• **PROBLEM STATEMENT**:
Summarize the excerpt on interest-based theories of union preferences in two sentences.
[START SOURCE EXCERPT]
Various bodies of literature provide important insights into these questions. Interest-based theories have focused on classes, factors, and sectors as the unit of analysis. These demand-driven theories derive the policy preferences of different actors from their economic interests, explaining policies as a result of these demands. 9 Some of them focus on the effect of globalization and market-oriented reforms on the economic interest of diverse sectors, such as exposed and protected or public and private. 10 According to these theories, the policy preferences of [End Page 142] employees (and employers) in the internationally exposed (or protected) sectors are based on their economic interests in international markets or their dependence on state subsidies. These theories provide a robust account of the origin of union preferences, based on union interests vis-à-vis economic liberalization. These theories, however, present some empirical limitations for explaining the patterns of interaction in my case studies because I found variation within sectors that share a common economic interest. For instance, although both Mexico and Venezuela are oil exporters and oil production in both is monopolized by the state, their oil workers' unions reacted to management attempts to increase labor productivity very differently.
[END SOURCE EXCERPT]
[START RECORDS SUPPLIED]
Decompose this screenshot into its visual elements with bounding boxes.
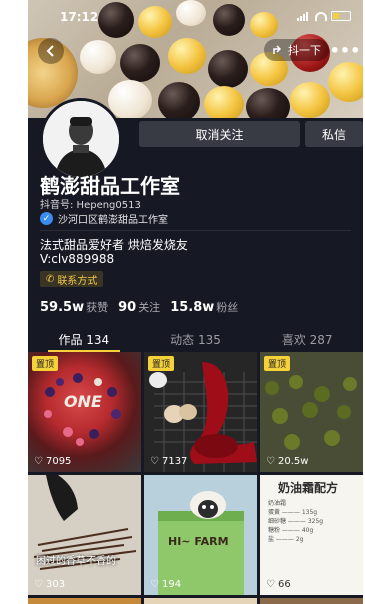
heart-icon: ♡ bbox=[150, 456, 159, 467]
chevron-left-icon bbox=[46, 45, 54, 57]
profile-screen: 17:12 抖一下 ••• 取消关注 私信 鹤澎甜品工作室 抖音号: Hepen… bbox=[28, 0, 363, 604]
unfollow-button[interactable]: 取消关注 bbox=[139, 121, 300, 147]
avatar-photo bbox=[43, 101, 119, 177]
stat-label: 关注 bbox=[138, 301, 161, 314]
contact-label: 联系方式 bbox=[57, 275, 98, 287]
like-count: ♡ 303 bbox=[34, 579, 65, 590]
tab-moments[interactable]: 动态 135 bbox=[140, 326, 252, 352]
profile-name: 鹤澎甜品工作室 bbox=[40, 174, 180, 198]
avatar[interactable] bbox=[40, 98, 122, 180]
stat-following[interactable]: 90 关注 bbox=[118, 296, 160, 315]
thumbnail-text: HI~ FARM bbox=[168, 535, 229, 548]
stat-likes[interactable]: 59.5w 获赞 bbox=[40, 296, 108, 315]
contact-button[interactable]: ✆ 联系方式 bbox=[40, 271, 104, 287]
share-button[interactable]: 抖一下 bbox=[264, 39, 329, 61]
recipe-line: 细砂糖 ——— 325g bbox=[268, 518, 324, 525]
douyin-id: 抖音号: Hepeng0513 bbox=[40, 200, 141, 211]
heart-icon: ♡ bbox=[34, 456, 43, 467]
thumbnail-title: 奶油霜配方 bbox=[278, 481, 339, 495]
video-thumbnail[interactable]: 置顶 ♡ 7137 bbox=[144, 352, 257, 472]
recipe-line: 蛋黄 ——— 135g bbox=[268, 509, 318, 516]
status-bar: 17:12 bbox=[28, 8, 363, 26]
like-count: ♡ 66 bbox=[266, 579, 291, 590]
verified-badge: ✓ 沙河口区鹤澎甜品工作室 bbox=[40, 211, 168, 226]
heart-icon: ♡ bbox=[266, 579, 275, 590]
signal-icon bbox=[297, 11, 311, 21]
divider bbox=[40, 230, 351, 231]
like-count: ♡ 7095 bbox=[34, 456, 71, 467]
like-count: ♡ 20.5w bbox=[266, 456, 308, 467]
stat-number: 90 bbox=[118, 300, 137, 315]
bio-line-2: V:clv889988 bbox=[40, 252, 115, 266]
chocolate-image bbox=[28, 475, 141, 595]
verified-check-icon: ✓ bbox=[40, 212, 53, 225]
message-button[interactable]: 私信 bbox=[305, 121, 363, 147]
stat-followers[interactable]: 15.8w 粉丝 bbox=[170, 296, 238, 315]
verified-text: 沙河口区鹤澎甜品工作室 bbox=[58, 215, 168, 226]
video-thumbnail[interactable] bbox=[28, 598, 141, 604]
stat-number: 15.8w bbox=[170, 300, 215, 315]
video-thumbnail[interactable]: ONE 置顶 ♡ 7095 bbox=[28, 352, 141, 472]
thumbnail-text: ONE bbox=[64, 392, 102, 411]
video-thumbnail[interactable]: 置顶 ♡ 20.5w bbox=[260, 352, 363, 472]
tab-works[interactable]: 作品 134 bbox=[28, 326, 140, 352]
bio-line-1: 法式甜品爱好者 烘焙发烧友 bbox=[40, 238, 188, 252]
tab-likes[interactable]: 喜欢 287 bbox=[251, 326, 363, 352]
more-options-button[interactable]: ••• bbox=[330, 38, 361, 62]
recipe-line: 糖粉 ——— 40g bbox=[268, 527, 314, 534]
video-grid: ONE 置顶 ♡ 7095 置顶 ♡ 7137 置顶 ♡ 20.5w 困过的香草… bbox=[28, 352, 363, 604]
like-number: 20.5w bbox=[277, 456, 309, 467]
stat-label: 粉丝 bbox=[216, 301, 239, 314]
like-number: 7095 bbox=[45, 456, 72, 467]
video-thumbnail[interactable] bbox=[260, 598, 363, 604]
wifi-icon bbox=[315, 11, 327, 21]
video-thumbnail[interactable]: 奶油霜配方 奶油霜 蛋黄 ——— 135g 细砂糖 ——— 325g 糖粉 ——… bbox=[260, 475, 363, 595]
stat-label: 获赞 bbox=[86, 301, 109, 314]
battery-icon bbox=[331, 11, 351, 21]
pinned-badge: 置顶 bbox=[32, 356, 59, 371]
share-label: 抖一下 bbox=[288, 44, 321, 57]
recipe-line: 奶油霜 bbox=[268, 500, 287, 507]
share-icon bbox=[273, 45, 282, 54]
status-time: 17:12 bbox=[60, 10, 99, 24]
like-number: 7137 bbox=[161, 456, 188, 467]
like-number: 303 bbox=[45, 579, 66, 590]
recipe-text: 奶油霜 蛋黄 ——— 135g 细砂糖 ——— 325g 糖粉 ——— 40g … bbox=[268, 499, 323, 544]
thumbnail-caption: 困过的香草不香的 bbox=[36, 556, 116, 567]
like-number: 66 bbox=[277, 579, 291, 590]
stat-number: 59.5w bbox=[40, 300, 85, 315]
recipe-line: 盐 ——— 2g bbox=[268, 536, 304, 543]
heart-icon: ♡ bbox=[266, 456, 275, 467]
video-thumbnail[interactable]: HI~ FARM ♡ 194 bbox=[144, 475, 257, 595]
more-icon: ••• bbox=[329, 40, 361, 60]
phone-icon: ✆ bbox=[46, 273, 55, 285]
back-button[interactable] bbox=[38, 38, 64, 64]
like-count: ♡ 194 bbox=[150, 579, 181, 590]
like-count: ♡ 7137 bbox=[150, 456, 187, 467]
video-thumbnail[interactable]: 困过的香草不香的 ♡ 303 bbox=[28, 475, 141, 595]
video-thumbnail[interactable] bbox=[144, 598, 257, 604]
heart-icon: ♡ bbox=[150, 579, 159, 590]
heart-icon: ♡ bbox=[34, 579, 43, 590]
like-number: 194 bbox=[161, 579, 182, 590]
profile-stats: 59.5w 获赞 90 关注 15.8w 粉丝 bbox=[40, 296, 238, 315]
pinned-badge: 置顶 bbox=[148, 356, 175, 371]
pinned-badge: 置顶 bbox=[264, 356, 291, 371]
profile-tabs: 作品 134 动态 135 喜欢 287 bbox=[28, 326, 363, 352]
[END RECORDS SUPPLIED]
• **ANSWER TO THIS PROBLEM**:
Interest-based theories derive the policy preferences of actors, such as workers in internationally exposed or protected sectors, from their economic interests, and they give a robust account of where union preferences come from. Yet these theories have empirical limits for the case studies discussed, because unions in sectors that share an economic interest behaved differently: the oil workers' unions in Mexico and Venezuela reacted very differently to management attempts to raise labor productivity.